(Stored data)
# # # # #

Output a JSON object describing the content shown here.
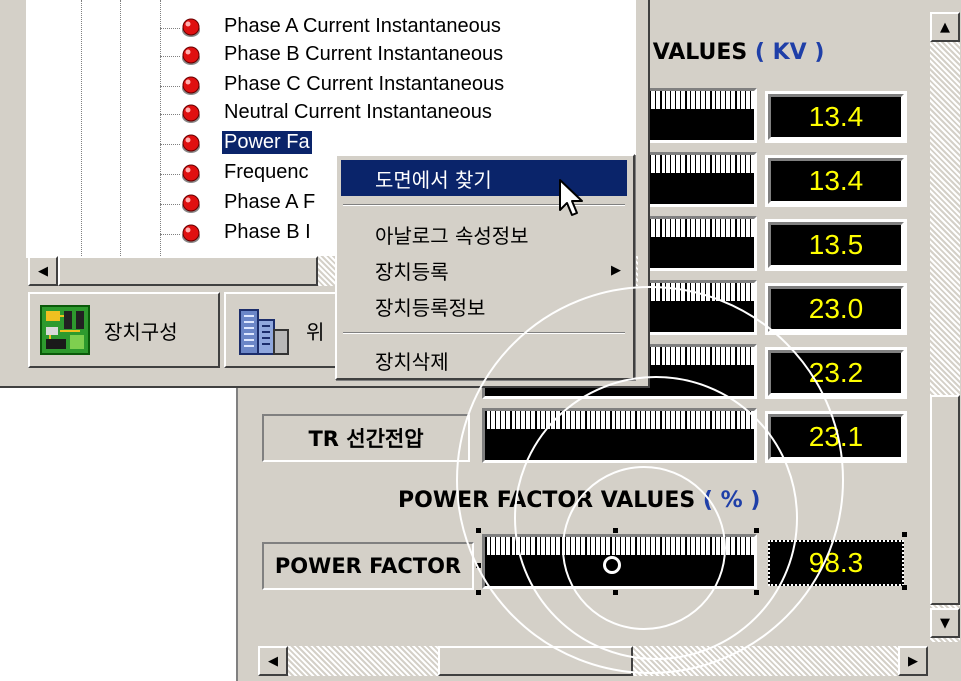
{
  "tree": {
    "items": [
      {
        "label": "Phase A Current Instantaneous",
        "selected": false
      },
      {
        "label": "Phase B Current Instantaneous",
        "selected": false
      },
      {
        "label": "Phase C Current Instantaneous",
        "selected": false
      },
      {
        "label": "Neutral Current Instantaneous",
        "selected": false
      },
      {
        "label": "Power Fa",
        "selected": true
      },
      {
        "label": "Frequenc",
        "selected": false
      },
      {
        "label": "Phase A F",
        "selected": false
      },
      {
        "label": "Phase B I",
        "selected": false
      }
    ],
    "tabs": [
      {
        "label": "장치구성"
      },
      {
        "label": "위"
      }
    ]
  },
  "context_menu": {
    "items": [
      {
        "label": "도면에서 찾기",
        "highlighted": true
      },
      {
        "label": "아날로그 속성정보"
      },
      {
        "label": "장치등록",
        "submenu": true
      },
      {
        "label": "장치등록정보"
      },
      {
        "label": "장치삭제"
      }
    ],
    "submenu_arrow": "▶"
  },
  "panel": {
    "voltage_title": "E VALUES",
    "voltage_unit": "( KV )",
    "voltage_values": [
      "13.4",
      "13.4",
      "13.5",
      "23.0",
      "23.2",
      "23.1"
    ],
    "tr_label": "TR 선간전압",
    "pf_title": "POWER FACTOR VALUES",
    "pf_unit": "( % )",
    "pf_label": "POWER FACTOR",
    "pf_value": "98.3"
  },
  "scrollbars": {
    "up": "▲",
    "down": "▼",
    "left": "◀",
    "right": "▶"
  },
  "colors": {
    "face": "#d4d0c8",
    "highlight": "#0a246a",
    "value_text": "#ffff00",
    "unit_text": "#1f3fa8"
  }
}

# # # # #

◆ Task description ◆
Can the entries above be repeated exactly, without their pictures?

◆ Task solution ◆
Output a JSON object describing the content shown here.
{
  "tree": {
    "items": [
      {
        "label": "Phase A Current Instantaneous",
        "selected": false
      },
      {
        "label": "Phase B Current Instantaneous",
        "selected": false
      },
      {
        "label": "Phase C Current Instantaneous",
        "selected": false
      },
      {
        "label": "Neutral Current Instantaneous",
        "selected": false
      },
      {
        "label": "Power Fa",
        "selected": true
      },
      {
        "label": "Frequenc",
        "selected": false
      },
      {
        "label": "Phase A F",
        "selected": false
      },
      {
        "label": "Phase B I",
        "selected": false
      }
    ],
    "tabs": [
      {
        "label": "장치구성"
      },
      {
        "label": "위"
      }
    ]
  },
  "context_menu": {
    "items": [
      {
        "label": "도면에서 찾기",
        "highlighted": true
      },
      {
        "label": "아날로그 속성정보"
      },
      {
        "label": "장치등록",
        "submenu": true
      },
      {
        "label": "장치등록정보"
      },
      {
        "label": "장치삭제"
      }
    ],
    "submenu_arrow": "▶"
  },
  "panel": {
    "voltage_title": "E VALUES",
    "voltage_unit": "( KV )",
    "voltage_values": [
      "13.4",
      "13.4",
      "13.5",
      "23.0",
      "23.2",
      "23.1"
    ],
    "tr_label": "TR 선간전압",
    "pf_title": "POWER FACTOR VALUES",
    "pf_unit": "( % )",
    "pf_label": "POWER FACTOR",
    "pf_value": "98.3"
  },
  "scrollbars": {
    "up": "▲",
    "down": "▼",
    "left": "◀",
    "right": "▶"
  },
  "colors": {
    "face": "#d4d0c8",
    "highlight": "#0a246a",
    "value_text": "#ffff00",
    "unit_text": "#1f3fa8"
  }
}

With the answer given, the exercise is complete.